►
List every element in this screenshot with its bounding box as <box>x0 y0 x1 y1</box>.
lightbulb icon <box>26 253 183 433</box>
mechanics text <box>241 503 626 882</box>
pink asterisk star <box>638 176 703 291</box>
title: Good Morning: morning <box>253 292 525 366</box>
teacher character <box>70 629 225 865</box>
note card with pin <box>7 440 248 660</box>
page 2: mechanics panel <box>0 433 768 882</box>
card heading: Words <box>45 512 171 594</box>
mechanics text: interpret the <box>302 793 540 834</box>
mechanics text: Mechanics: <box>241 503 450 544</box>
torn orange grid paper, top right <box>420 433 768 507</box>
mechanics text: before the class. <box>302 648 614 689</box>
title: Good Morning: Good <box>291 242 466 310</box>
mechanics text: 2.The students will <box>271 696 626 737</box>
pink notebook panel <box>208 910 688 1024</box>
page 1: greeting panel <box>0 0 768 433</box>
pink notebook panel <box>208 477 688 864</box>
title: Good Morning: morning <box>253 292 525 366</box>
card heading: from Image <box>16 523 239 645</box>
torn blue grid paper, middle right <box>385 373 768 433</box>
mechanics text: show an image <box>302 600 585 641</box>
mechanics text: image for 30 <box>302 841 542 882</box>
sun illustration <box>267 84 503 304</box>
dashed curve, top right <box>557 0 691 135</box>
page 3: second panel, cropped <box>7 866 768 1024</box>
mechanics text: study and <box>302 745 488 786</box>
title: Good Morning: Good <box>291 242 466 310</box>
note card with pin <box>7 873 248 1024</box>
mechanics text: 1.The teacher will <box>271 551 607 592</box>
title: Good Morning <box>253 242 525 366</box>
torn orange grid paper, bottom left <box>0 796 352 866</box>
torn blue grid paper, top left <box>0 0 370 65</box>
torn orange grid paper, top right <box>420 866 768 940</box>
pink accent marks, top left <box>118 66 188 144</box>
◄
Do this: How many lines in the entries contain the string "panel"? Reply with the number alone.

Output: 5